╔══

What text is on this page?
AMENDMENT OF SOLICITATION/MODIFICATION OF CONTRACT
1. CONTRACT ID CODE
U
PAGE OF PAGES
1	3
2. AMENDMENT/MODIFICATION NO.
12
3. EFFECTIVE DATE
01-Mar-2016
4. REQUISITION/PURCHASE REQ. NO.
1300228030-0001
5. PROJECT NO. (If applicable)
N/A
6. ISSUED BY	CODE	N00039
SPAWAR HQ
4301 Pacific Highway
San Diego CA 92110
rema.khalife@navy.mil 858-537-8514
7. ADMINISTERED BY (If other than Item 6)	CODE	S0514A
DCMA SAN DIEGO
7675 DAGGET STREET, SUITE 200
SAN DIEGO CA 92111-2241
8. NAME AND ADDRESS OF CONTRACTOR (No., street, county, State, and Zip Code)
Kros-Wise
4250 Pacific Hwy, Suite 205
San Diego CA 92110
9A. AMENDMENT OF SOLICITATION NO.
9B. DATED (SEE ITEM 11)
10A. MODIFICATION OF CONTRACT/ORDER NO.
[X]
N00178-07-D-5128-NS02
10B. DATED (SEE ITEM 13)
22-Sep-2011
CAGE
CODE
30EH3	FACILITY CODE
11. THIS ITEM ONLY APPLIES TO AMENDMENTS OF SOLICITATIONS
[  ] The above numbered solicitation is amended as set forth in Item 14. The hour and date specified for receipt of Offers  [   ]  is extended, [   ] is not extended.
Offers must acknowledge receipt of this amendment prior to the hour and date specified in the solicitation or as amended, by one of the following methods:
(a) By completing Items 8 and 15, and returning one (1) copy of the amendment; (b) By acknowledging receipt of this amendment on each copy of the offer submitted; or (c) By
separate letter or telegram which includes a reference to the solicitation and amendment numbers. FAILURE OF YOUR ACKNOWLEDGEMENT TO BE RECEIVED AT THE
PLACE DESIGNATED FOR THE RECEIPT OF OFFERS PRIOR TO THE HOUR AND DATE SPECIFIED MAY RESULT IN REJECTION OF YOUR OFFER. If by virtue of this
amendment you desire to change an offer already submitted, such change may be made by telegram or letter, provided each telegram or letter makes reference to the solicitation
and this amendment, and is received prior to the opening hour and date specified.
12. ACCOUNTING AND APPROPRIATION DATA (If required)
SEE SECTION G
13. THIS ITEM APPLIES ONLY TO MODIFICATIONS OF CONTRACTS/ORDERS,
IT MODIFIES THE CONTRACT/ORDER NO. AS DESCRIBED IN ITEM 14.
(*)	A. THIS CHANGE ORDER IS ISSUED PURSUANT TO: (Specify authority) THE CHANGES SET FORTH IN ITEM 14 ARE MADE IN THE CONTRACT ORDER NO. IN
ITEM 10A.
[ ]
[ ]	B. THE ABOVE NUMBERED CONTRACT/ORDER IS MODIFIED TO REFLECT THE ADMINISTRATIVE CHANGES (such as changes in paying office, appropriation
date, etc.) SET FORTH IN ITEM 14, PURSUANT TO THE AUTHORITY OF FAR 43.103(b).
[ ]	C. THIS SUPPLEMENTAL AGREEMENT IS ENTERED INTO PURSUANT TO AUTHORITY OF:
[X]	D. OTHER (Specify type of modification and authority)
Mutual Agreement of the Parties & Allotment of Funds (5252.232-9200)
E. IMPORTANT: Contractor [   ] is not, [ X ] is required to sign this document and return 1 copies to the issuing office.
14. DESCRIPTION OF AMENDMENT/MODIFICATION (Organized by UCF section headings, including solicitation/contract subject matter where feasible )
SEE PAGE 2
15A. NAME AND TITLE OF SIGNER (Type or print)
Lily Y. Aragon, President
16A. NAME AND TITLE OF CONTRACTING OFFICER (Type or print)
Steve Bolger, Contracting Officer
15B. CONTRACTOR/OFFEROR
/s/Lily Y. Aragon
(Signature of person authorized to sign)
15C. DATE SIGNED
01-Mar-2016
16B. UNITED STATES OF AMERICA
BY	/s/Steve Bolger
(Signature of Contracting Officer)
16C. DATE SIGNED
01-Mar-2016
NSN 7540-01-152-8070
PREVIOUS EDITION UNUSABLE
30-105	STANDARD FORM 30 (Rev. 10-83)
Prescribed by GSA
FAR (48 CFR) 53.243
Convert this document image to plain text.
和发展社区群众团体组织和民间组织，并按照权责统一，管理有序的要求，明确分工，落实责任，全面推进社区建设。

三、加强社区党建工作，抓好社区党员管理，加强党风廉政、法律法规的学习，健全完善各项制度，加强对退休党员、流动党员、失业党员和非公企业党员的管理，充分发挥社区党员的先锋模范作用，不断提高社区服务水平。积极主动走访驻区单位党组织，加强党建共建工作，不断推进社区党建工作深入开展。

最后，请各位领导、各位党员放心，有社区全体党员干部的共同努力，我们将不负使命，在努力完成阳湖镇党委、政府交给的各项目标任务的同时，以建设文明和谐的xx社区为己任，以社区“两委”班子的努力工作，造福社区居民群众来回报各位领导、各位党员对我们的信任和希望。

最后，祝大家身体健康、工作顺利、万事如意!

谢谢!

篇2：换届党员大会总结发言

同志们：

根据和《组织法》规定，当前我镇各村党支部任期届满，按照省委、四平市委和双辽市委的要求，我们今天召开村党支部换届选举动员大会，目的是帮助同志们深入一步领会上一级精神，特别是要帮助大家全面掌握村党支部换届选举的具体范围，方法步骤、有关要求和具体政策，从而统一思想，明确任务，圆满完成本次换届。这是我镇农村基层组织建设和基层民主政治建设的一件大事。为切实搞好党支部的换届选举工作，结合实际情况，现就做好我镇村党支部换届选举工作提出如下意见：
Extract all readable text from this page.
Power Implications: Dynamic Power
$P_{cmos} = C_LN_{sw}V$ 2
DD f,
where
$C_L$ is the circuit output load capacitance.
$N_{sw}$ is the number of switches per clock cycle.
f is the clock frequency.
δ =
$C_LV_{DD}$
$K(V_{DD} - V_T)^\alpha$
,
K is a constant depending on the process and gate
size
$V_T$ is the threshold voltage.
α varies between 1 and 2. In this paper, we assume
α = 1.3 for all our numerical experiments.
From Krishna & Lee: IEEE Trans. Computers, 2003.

╚══

*EXERCISE INSTRUCTIONS*. In the entries above, find the line containing "Convert this document image to plain text.". Set down that line and every line after it through the last one, exactly and alone.

*OUTPUT*.
Convert this document image to plain text.
和发展社区群众团体组织和民间组织，并按照权责统一，管理有序的要求，明确分工，落实责任，全面推进社区建设。

三、加强社区党建工作，抓好社区党员管理，加强党风廉政、法律法规的学习，健全完善各项制度，加强对退休党员、流动党员、失业党员和非公企业党员的管理，充分发挥社区党员的先锋模范作用，不断提高社区服务水平。积极主动走访驻区单位党组织，加强党建共建工作，不断推进社区党建工作深入开展。

最后，请各位领导、各位党员放心，有社区全体党员干部的共同努力，我们将不负使命，在努力完成阳湖镇党委、政府交给的各项目标任务的同时，以建设文明和谐的xx社区为己任，以社区“两委”班子的努力工作，造福社区居民群众来回报各位领导、各位党员对我们的信任和希望。

最后，祝大家身体健康、工作顺利、万事如意!

谢谢!

篇2：换届党员大会总结发言

同志们：

根据和《组织法》规定，当前我镇各村党支部任期届满，按照省委、四平市委和双辽市委的要求，我们今天召开村党支部换届选举动员大会，目的是帮助同志们深入一步领会上一级精神，特别是要帮助大家全面掌握村党支部换届选举的具体范围，方法步骤、有关要求和具体政策，从而统一思想，明确任务，圆满完成本次换届。这是我镇农村基层组织建设和基层民主政治建设的一件大事。为切实搞好党支部的换届选举工作，结合实际情况，现就做好我镇村党支部换届选举工作提出如下意见：
Extract all readable text from this page.
Power Implications: Dynamic Power
$P_{cmos} = C_LN_{sw}V$ 2
DD f,
where
$C_L$ is the circuit output load capacitance.
$N_{sw}$ is the number of switches per clock cycle.
f is the clock frequency.
δ =
$C_LV_{DD}$
$K(V_{DD} - V_T)^\alpha$
,
K is a constant depending on the process and gate
size
$V_T$ is the threshold voltage.
α varies between 1 and 2. In this paper, we assume
α = 1.3 for all our numerical experiments.
From Krishna & Lee: IEEE Trans. Computers, 2003.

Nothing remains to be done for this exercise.